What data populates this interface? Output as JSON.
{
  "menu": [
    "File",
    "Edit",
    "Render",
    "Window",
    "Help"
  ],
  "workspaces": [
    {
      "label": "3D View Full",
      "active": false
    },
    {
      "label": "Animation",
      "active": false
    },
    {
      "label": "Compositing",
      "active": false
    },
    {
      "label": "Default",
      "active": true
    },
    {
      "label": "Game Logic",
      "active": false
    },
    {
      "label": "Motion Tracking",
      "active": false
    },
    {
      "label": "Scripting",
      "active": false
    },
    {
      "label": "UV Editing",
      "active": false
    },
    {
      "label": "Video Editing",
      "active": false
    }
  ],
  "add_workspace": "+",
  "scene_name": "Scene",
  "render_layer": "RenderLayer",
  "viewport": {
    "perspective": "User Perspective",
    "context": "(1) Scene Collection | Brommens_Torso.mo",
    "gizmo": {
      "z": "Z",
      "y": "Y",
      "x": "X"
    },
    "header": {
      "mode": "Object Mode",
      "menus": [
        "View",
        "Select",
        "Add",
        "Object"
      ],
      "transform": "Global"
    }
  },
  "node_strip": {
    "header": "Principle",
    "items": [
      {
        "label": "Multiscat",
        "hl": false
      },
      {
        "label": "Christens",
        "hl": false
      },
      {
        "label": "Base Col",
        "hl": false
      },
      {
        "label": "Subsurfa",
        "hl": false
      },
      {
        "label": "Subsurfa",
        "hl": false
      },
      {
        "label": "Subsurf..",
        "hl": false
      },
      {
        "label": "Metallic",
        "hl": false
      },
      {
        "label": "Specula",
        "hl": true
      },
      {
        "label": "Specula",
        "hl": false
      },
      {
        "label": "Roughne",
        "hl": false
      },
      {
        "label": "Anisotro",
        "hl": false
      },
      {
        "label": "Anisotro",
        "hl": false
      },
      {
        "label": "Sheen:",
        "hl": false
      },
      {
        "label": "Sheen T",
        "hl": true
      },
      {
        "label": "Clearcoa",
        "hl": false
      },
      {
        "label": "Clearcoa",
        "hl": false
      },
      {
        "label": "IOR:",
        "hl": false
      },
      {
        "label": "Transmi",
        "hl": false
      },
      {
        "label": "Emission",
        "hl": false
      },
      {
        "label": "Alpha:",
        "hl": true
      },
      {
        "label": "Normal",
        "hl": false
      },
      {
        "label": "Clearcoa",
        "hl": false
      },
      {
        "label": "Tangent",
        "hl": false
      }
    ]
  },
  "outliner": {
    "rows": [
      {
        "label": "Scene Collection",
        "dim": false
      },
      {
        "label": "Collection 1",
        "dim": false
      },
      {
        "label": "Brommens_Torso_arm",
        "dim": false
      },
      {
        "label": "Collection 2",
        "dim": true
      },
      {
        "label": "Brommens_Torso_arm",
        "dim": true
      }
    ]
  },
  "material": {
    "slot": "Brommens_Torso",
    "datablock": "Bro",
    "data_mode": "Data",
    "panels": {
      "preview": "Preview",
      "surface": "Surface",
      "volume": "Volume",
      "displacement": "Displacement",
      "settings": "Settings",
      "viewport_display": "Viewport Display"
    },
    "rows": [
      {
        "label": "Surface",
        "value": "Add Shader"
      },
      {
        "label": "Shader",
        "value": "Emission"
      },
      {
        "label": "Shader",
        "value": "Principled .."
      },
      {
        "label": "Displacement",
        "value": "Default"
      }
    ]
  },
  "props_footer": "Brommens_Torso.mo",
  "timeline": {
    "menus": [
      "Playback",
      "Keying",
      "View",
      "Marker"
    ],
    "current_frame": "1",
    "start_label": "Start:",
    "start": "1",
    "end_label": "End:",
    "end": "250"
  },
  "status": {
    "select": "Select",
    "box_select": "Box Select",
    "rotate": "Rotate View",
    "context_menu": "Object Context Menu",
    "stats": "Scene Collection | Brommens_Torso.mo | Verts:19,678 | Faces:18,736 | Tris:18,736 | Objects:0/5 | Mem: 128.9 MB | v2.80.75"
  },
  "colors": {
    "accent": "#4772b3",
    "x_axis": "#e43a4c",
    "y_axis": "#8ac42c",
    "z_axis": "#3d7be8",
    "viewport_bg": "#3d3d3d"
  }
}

--------------------------------

- _Exercise directions_: Copy out all of the lines above exactly.

- _Solution below_:
What data populates this interface? Output as JSON.
{
  "menu": [
    "File",
    "Edit",
    "Render",
    "Window",
    "Help"
  ],
  "workspaces": [
    {
      "label": "3D View Full",
      "active": false
    },
    {
      "label": "Animation",
      "active": false
    },
    {
      "label": "Compositing",
      "active": false
    },
    {
      "label": "Default",
      "active": true
    },
    {
      "label": "Game Logic",
      "active": false
    },
    {
      "label": "Motion Tracking",
      "active": false
    },
    {
      "label": "Scripting",
      "active": false
    },
    {
      "label": "UV Editing",
      "active": false
    },
    {
      "label": "Video Editing",
      "active": false
    }
  ],
  "add_workspace": "+",
  "scene_name": "Scene",
  "render_layer": "RenderLayer",
  "viewport": {
    "perspective": "User Perspective",
    "context": "(1) Scene Collection | Brommens_Torso.mo",
    "gizmo": {
      "z": "Z",
      "y": "Y",
      "x": "X"
    },
    "header": {
      "mode": "Object Mode",
      "menus": [
        "View",
        "Select",
        "Add",
        "Object"
      ],
      "transform": "Global"
    }
  },
  "node_strip": {
    "header": "Principle",
    "items": [
      {
        "label": "Multiscat",
        "hl": false
      },
      {
        "label": "Christens",
        "hl": false
      },
      {
        "label": "Base Col",
        "hl": false
      },
      {
        "label": "Subsurfa",
        "hl": false
      },
      {
        "label": "Subsurfa",
        "hl": false
      },
      {
        "label": "Subsurf..",
        "hl": false
      },
      {
        "label": "Metallic",
        "hl": false
      },
      {
        "label": "Specula",
        "hl": true
      },
      {
        "label": "Specula",
        "hl": false
      },
      {
        "label": "Roughne",
        "hl": false
      },
      {
        "label": "Anisotro",
        "hl": false
      },
      {
        "label": "Anisotro",
        "hl": false
      },
      {
        "label": "Sheen:",
        "hl": false
      },
      {
        "label": "Sheen T",
        "hl": true
      },
      {
        "label": "Clearcoa",
        "hl": false
      },
      {
        "label": "Clearcoa",
        "hl": false
      },
      {
        "label": "IOR:",
        "hl": false
      },
      {
        "label": "Transmi",
        "hl": false
      },
      {
        "label": "Emission",
        "hl": false
      },
      {
        "label": "Alpha:",
        "hl": true
      },
      {
        "label": "Normal",
        "hl": false
      },
      {
        "label": "Clearcoa",
        "hl": false
      },
      {
        "label": "Tangent",
        "hl": false
      }
    ]
  },
  "outliner": {
    "rows": [
      {
        "label": "Scene Collection",
        "dim": false
      },
      {
        "label": "Collection 1",
        "dim": false
      },
      {
        "label": "Brommens_Torso_arm",
        "dim": false
      },
      {
        "label": "Collection 2",
        "dim": true
      },
      {
        "label": "Brommens_Torso_arm",
        "dim": true
      }
    ]
  },
  "material": {
    "slot": "Brommens_Torso",
    "datablock": "Bro",
    "data_mode": "Data",
    "panels": {
      "preview": "Preview",
      "surface": "Surface",
      "volume": "Volume",
      "displacement": "Displacement",
      "settings": "Settings",
      "viewport_display": "Viewport Display"
    },
    "rows": [
      {
        "label": "Surface",
        "value": "Add Shader"
      },
      {
        "label": "Shader",
        "value": "Emission"
      },
      {
        "label": "Shader",
        "value": "Principled .."
      },
      {
        "label": "Displacement",
        "value": "Default"
      }
    ]
  },
  "props_footer": "Brommens_Torso.mo",
  "timeline": {
    "menus": [
      "Playback",
      "Keying",
      "View",
      "Marker"
    ],
    "current_frame": "1",
    "start_label": "Start:",
    "start": "1",
    "end_label": "End:",
    "end": "250"
  },
  "status": {
    "select": "Select",
    "box_select": "Box Select",
    "rotate": "Rotate View",
    "context_menu": "Object Context Menu",
    "stats": "Scene Collection | Brommens_Torso.mo | Verts:19,678 | Faces:18,736 | Tris:18,736 | Objects:0/5 | Mem: 128.9 MB | v2.80.75"
  },
  "colors": {
    "accent": "#4772b3",
    "x_axis": "#e43a4c",
    "y_axis": "#8ac42c",
    "z_axis": "#3d7be8",
    "viewport_bg": "#3d3d3d"
  }
}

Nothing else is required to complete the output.